(Records from a data source)
□ □ □ □ □ □ □
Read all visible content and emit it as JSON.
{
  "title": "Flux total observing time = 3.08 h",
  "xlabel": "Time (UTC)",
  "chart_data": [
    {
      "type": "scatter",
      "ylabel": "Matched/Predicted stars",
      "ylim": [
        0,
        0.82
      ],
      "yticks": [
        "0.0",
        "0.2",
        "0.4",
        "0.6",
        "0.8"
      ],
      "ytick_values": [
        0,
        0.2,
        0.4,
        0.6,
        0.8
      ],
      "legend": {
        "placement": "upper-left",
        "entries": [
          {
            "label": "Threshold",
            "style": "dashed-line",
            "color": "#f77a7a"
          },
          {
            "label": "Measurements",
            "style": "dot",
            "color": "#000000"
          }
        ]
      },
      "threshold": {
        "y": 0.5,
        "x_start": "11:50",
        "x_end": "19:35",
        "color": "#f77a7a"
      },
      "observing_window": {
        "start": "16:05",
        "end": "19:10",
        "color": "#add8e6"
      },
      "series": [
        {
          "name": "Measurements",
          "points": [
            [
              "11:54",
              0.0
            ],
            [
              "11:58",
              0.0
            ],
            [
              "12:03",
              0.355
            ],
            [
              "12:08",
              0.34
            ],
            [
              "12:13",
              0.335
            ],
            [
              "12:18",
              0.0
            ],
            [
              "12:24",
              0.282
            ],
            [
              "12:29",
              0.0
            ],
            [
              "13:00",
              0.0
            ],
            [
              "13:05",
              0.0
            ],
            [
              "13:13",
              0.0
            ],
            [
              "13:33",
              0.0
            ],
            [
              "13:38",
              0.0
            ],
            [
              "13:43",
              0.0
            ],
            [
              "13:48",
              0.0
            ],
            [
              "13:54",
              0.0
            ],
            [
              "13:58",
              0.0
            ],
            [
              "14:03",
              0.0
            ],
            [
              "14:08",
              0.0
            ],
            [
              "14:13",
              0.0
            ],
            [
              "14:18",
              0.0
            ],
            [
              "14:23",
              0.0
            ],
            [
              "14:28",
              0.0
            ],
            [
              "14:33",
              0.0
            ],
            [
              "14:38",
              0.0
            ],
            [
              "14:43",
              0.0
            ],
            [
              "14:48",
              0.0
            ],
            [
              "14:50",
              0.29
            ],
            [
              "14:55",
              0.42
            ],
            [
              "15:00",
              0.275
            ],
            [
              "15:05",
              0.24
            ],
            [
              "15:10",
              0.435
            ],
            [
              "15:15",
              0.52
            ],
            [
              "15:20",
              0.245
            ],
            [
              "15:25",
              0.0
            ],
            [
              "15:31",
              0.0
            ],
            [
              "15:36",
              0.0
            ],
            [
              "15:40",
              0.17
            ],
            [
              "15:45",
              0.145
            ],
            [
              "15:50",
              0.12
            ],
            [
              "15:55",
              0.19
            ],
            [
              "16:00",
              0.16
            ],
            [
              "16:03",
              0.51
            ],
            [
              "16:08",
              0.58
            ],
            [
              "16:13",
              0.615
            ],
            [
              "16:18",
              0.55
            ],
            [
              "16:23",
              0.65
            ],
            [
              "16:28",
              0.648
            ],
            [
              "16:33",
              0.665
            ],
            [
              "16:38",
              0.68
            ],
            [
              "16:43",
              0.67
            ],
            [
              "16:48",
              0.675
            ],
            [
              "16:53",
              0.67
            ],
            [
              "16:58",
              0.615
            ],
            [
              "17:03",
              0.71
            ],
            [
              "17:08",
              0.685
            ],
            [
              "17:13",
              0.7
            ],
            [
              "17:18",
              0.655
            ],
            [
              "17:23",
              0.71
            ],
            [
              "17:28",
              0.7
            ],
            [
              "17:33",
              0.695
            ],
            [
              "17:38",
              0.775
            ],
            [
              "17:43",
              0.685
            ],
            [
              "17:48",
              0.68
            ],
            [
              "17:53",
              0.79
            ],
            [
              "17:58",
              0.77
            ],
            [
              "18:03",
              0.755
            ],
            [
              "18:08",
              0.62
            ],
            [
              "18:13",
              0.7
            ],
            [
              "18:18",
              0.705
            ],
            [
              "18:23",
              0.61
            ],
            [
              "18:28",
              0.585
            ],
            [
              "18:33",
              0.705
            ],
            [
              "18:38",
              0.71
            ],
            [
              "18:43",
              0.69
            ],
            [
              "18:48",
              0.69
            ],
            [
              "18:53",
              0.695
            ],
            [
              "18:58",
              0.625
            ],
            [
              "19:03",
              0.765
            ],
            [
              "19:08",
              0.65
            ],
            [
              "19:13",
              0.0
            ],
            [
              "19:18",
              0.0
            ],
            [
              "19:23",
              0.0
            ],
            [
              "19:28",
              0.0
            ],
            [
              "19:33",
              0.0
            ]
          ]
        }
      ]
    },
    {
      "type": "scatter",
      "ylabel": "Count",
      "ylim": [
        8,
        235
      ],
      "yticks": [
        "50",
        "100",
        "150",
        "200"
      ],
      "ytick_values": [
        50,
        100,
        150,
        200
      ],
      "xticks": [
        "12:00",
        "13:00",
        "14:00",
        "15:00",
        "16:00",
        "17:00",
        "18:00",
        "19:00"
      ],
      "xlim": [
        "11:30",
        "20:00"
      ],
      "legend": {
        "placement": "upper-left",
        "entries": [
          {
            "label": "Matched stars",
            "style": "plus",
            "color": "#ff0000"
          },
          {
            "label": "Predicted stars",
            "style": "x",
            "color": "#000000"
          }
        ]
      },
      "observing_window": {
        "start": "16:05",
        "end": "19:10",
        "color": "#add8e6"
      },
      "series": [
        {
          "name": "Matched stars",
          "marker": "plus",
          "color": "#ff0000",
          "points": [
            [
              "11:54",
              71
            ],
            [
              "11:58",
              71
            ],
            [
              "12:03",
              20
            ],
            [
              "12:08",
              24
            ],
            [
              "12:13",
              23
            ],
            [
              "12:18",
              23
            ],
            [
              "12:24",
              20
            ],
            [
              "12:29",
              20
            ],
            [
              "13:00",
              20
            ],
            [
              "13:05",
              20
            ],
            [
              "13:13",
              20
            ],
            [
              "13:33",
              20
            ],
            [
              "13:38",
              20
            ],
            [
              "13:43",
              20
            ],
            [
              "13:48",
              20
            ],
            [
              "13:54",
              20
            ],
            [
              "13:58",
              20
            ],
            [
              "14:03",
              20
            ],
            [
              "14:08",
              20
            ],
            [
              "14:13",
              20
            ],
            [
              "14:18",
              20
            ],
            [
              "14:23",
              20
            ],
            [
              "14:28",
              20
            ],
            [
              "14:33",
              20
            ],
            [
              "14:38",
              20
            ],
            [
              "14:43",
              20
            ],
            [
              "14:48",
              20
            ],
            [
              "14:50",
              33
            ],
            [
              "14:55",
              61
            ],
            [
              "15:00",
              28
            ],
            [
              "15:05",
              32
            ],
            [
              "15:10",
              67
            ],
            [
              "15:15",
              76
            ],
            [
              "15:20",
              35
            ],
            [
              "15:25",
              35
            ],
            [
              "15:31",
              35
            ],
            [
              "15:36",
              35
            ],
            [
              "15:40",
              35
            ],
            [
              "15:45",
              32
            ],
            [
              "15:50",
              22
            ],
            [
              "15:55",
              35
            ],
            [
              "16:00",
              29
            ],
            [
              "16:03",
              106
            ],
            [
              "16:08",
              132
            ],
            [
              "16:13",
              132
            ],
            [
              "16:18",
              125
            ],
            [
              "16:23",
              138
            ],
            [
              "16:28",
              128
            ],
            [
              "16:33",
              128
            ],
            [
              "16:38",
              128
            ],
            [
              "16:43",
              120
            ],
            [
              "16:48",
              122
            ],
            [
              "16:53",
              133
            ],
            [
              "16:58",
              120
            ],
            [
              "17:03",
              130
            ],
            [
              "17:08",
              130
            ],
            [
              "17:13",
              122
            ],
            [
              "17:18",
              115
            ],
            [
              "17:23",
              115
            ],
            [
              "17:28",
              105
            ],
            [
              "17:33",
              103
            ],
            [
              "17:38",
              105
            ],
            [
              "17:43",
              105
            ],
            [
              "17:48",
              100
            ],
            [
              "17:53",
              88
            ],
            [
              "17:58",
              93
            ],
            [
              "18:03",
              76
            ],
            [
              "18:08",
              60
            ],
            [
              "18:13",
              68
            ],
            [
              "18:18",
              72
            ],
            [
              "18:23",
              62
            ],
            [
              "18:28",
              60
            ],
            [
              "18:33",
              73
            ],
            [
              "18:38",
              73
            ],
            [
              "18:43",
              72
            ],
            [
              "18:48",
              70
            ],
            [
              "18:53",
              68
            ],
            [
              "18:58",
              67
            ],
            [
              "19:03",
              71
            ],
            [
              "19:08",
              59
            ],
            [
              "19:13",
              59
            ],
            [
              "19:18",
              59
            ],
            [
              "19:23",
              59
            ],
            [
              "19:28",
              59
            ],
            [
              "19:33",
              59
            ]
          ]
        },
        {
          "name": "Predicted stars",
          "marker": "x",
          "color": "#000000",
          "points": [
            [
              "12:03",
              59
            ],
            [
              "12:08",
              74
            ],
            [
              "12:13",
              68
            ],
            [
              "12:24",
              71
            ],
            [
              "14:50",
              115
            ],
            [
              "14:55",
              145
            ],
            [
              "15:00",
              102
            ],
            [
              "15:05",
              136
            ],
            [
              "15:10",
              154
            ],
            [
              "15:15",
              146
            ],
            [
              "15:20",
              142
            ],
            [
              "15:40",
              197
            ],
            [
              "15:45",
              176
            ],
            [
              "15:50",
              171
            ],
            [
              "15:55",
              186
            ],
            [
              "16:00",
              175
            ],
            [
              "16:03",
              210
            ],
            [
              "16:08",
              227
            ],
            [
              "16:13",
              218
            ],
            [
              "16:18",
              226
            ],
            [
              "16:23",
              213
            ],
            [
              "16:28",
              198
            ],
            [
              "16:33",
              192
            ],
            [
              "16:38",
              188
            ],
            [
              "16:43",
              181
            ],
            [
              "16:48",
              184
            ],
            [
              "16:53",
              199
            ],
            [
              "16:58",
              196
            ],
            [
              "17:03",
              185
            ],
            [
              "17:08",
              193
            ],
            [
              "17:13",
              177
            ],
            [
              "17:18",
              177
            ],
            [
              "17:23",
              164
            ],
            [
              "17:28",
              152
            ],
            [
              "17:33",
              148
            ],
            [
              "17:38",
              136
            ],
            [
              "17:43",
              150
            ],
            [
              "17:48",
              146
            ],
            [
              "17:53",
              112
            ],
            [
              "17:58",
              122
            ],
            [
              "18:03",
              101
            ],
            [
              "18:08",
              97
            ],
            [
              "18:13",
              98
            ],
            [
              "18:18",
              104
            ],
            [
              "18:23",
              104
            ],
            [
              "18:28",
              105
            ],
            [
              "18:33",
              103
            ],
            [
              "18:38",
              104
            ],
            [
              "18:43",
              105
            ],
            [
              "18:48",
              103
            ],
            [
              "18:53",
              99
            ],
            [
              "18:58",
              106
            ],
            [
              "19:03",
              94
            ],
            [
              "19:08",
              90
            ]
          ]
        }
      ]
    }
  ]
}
□ □ □ □ □ □ □
## WHAT THE EXERCISE ASKS
Scan the records above for the string "Predicted", then report every line that contains it.

## OUTPUT FOR THIS EXERCISE
      "ylabel": "Matched/Predicted stars",
            "label": "Predicted stars",
          "name": "Predicted stars",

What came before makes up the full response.